• [What to produce]:
Spot each line that carries the word "text"; copy those lines.

--- Recorded information ---

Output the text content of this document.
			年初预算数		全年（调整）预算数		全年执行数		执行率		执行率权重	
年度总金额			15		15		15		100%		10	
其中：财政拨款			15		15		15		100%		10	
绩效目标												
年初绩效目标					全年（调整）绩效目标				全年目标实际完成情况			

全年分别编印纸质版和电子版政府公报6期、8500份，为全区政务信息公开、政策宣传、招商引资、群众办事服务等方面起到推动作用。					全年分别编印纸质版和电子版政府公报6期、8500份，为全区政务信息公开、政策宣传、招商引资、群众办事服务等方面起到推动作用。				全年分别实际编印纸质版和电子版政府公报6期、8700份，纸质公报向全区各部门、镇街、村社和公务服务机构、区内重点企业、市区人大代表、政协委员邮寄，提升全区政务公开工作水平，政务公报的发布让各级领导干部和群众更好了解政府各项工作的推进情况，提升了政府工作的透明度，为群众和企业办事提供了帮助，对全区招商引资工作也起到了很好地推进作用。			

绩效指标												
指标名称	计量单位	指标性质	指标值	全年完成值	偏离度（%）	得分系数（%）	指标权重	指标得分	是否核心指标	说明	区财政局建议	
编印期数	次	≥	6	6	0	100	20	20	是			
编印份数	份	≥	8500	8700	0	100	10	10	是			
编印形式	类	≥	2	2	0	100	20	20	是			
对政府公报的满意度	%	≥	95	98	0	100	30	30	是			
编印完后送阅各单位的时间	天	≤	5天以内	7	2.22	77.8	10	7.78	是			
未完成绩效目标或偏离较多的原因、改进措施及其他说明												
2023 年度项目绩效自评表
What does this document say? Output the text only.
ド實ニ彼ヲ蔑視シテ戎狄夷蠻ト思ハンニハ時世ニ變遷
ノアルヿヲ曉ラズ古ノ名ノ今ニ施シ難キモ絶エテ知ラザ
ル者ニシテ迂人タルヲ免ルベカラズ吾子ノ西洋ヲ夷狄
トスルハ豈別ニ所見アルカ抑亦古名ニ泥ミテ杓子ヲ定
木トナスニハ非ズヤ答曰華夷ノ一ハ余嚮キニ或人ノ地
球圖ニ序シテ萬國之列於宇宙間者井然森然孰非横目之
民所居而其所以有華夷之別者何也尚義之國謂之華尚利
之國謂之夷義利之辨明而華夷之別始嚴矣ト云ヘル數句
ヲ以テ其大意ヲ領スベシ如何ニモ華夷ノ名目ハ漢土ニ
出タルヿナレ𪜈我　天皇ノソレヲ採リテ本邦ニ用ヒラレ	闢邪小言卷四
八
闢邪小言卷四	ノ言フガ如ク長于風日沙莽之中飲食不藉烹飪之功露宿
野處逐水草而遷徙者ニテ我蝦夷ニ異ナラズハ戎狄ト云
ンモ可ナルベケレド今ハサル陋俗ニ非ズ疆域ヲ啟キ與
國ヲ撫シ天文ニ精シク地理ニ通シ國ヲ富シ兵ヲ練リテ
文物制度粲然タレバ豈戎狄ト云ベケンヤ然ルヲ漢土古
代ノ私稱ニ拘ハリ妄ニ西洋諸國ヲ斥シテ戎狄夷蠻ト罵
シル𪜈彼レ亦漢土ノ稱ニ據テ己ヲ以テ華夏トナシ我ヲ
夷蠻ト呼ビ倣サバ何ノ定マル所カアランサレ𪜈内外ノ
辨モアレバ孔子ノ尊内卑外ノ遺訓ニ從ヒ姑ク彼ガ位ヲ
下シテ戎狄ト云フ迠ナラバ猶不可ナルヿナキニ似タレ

---

• [Task output]:
Output the text content of this document.
What does this document say? Output the text only.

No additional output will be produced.